■ GOAL OF THE EXERCISE
Copy out every line containing the word "Gold".

■ INFORMATION PROVIDED
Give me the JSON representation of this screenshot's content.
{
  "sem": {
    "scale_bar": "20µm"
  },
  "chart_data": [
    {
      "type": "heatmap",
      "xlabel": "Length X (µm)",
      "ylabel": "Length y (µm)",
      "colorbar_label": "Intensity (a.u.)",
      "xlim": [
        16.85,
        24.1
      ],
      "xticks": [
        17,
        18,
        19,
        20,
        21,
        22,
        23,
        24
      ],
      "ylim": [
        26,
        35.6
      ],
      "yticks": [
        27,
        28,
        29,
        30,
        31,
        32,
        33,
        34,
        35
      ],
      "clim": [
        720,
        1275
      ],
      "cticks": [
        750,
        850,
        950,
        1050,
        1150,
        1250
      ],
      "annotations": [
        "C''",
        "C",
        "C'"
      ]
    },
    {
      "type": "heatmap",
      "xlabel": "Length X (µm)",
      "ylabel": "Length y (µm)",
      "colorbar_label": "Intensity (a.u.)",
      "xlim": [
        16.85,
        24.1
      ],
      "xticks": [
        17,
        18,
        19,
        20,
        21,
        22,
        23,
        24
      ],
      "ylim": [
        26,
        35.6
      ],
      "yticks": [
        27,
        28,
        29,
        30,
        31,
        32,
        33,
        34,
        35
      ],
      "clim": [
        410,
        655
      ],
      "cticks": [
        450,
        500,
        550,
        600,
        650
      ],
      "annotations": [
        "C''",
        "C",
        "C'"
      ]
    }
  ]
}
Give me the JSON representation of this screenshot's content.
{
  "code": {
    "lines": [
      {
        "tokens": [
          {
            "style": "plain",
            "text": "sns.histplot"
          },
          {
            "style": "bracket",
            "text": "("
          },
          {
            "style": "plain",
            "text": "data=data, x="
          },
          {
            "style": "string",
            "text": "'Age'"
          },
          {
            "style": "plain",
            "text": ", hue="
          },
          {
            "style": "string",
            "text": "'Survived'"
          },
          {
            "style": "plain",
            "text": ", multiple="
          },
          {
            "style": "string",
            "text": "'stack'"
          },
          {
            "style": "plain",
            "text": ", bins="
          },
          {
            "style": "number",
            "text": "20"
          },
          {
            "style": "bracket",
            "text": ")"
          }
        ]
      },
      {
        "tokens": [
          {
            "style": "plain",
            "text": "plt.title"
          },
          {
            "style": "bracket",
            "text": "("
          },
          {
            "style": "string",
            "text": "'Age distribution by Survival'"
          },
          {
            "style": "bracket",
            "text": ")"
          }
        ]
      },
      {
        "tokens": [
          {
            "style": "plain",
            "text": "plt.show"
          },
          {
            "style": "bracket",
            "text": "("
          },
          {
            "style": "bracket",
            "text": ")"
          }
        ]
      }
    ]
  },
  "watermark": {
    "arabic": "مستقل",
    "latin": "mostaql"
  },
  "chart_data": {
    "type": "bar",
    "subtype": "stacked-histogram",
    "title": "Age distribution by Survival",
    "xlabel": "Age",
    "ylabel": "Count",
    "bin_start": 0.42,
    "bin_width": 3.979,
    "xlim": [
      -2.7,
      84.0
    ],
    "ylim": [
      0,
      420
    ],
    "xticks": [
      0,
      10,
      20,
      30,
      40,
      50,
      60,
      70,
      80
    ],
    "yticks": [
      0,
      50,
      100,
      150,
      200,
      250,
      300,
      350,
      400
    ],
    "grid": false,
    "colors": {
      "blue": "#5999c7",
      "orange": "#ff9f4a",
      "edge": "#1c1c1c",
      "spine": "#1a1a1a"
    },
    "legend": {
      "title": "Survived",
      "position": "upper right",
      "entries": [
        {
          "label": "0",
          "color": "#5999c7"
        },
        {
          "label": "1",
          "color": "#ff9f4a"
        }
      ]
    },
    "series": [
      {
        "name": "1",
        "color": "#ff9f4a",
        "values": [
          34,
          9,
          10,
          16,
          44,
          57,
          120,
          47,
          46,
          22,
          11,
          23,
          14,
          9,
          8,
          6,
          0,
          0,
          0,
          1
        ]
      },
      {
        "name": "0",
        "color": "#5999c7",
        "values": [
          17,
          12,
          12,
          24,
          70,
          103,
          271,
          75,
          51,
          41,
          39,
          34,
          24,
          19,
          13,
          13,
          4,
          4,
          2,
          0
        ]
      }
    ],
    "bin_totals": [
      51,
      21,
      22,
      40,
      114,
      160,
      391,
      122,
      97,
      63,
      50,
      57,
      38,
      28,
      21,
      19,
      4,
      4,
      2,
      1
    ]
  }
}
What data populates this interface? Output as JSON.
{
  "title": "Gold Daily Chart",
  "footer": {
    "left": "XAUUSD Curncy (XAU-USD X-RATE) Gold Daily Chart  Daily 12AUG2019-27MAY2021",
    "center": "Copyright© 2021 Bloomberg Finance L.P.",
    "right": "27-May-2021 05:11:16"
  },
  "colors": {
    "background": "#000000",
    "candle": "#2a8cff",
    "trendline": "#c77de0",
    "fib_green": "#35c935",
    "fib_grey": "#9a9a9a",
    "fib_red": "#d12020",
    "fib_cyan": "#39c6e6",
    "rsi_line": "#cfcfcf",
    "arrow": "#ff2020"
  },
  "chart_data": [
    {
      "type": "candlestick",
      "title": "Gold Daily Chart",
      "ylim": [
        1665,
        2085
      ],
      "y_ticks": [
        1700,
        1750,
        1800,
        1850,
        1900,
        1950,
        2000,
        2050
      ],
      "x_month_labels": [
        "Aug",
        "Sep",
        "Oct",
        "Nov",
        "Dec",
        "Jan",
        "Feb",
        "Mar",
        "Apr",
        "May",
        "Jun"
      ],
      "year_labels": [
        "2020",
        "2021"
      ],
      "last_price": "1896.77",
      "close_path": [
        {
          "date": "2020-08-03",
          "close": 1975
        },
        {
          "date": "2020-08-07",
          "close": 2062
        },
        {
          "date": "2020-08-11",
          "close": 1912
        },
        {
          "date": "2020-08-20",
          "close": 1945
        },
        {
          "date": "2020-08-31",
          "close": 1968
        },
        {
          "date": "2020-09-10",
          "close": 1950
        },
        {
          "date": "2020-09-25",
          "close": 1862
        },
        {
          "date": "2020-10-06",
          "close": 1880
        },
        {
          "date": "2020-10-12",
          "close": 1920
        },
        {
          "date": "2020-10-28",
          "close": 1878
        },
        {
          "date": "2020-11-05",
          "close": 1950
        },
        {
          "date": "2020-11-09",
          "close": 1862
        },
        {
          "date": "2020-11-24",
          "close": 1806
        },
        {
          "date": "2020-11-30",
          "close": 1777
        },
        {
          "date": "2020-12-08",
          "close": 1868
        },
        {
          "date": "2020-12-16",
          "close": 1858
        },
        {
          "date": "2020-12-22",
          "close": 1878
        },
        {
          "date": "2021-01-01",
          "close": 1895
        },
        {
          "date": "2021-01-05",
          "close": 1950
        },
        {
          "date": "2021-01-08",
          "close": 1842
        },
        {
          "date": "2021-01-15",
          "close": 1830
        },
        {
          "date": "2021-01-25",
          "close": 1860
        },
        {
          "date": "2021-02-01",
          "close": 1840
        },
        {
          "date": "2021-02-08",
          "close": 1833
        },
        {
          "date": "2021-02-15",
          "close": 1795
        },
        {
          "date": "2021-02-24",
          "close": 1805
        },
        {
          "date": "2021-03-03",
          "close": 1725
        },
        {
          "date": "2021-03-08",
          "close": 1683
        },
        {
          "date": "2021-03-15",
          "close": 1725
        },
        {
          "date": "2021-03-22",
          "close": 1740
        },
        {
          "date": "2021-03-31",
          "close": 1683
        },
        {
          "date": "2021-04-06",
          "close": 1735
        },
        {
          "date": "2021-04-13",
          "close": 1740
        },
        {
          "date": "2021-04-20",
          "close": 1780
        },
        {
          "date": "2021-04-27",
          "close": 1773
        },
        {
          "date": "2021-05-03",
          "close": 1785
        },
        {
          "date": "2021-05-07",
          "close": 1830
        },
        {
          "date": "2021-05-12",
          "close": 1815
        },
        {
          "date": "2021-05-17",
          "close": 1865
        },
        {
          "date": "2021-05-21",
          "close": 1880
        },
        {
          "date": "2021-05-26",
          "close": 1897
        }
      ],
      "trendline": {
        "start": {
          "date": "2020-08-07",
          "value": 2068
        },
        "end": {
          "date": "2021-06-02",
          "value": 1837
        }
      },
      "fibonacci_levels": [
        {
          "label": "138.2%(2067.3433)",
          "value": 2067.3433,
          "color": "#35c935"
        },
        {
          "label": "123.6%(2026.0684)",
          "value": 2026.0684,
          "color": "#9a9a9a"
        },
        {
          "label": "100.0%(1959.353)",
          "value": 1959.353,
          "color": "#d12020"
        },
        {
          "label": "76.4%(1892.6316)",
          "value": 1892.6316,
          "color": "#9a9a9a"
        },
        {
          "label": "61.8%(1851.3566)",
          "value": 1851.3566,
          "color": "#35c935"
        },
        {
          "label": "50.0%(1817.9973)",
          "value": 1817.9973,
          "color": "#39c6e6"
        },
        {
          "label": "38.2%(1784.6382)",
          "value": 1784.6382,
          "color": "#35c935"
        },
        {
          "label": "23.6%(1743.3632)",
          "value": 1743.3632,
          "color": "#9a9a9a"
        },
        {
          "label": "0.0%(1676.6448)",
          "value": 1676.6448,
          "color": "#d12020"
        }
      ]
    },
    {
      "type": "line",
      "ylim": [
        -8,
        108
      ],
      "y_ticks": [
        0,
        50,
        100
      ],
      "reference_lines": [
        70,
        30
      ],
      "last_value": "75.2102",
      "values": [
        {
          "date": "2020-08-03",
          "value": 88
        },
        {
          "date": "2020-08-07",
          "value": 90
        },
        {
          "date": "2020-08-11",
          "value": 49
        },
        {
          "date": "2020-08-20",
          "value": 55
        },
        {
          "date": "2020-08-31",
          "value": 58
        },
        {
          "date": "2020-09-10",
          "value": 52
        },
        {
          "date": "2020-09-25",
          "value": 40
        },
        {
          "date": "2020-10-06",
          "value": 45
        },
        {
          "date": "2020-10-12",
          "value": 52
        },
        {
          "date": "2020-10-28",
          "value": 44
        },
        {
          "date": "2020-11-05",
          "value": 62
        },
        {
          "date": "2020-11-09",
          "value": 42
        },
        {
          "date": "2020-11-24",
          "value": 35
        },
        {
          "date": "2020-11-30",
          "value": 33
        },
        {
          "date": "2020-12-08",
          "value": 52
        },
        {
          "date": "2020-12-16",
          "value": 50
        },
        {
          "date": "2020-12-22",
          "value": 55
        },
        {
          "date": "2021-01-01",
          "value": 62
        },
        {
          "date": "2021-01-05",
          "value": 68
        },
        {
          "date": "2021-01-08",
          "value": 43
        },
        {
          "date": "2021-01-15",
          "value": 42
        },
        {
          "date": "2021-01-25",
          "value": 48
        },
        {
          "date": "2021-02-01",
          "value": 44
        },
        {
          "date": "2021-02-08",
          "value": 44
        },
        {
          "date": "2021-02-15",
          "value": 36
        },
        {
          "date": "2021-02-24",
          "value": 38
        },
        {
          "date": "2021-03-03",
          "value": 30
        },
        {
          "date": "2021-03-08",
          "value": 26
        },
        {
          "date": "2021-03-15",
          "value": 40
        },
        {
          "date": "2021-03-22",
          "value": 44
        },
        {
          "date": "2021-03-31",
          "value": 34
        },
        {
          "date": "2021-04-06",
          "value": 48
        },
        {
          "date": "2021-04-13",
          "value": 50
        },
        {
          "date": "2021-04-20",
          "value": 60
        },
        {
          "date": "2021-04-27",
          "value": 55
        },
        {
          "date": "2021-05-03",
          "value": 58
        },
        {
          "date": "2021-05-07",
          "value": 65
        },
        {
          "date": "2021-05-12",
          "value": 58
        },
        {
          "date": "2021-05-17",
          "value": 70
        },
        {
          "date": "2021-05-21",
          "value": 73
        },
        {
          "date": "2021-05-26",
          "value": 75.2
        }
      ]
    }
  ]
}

■ SOLVED PROBLEM
  "title": "Gold Daily Chart",
    "left": "XAUUSD Curncy (XAU-USD X-RATE) Gold Daily Chart  Daily 12AUG2019-27MAY2021",
      "title": "Gold Daily Chart",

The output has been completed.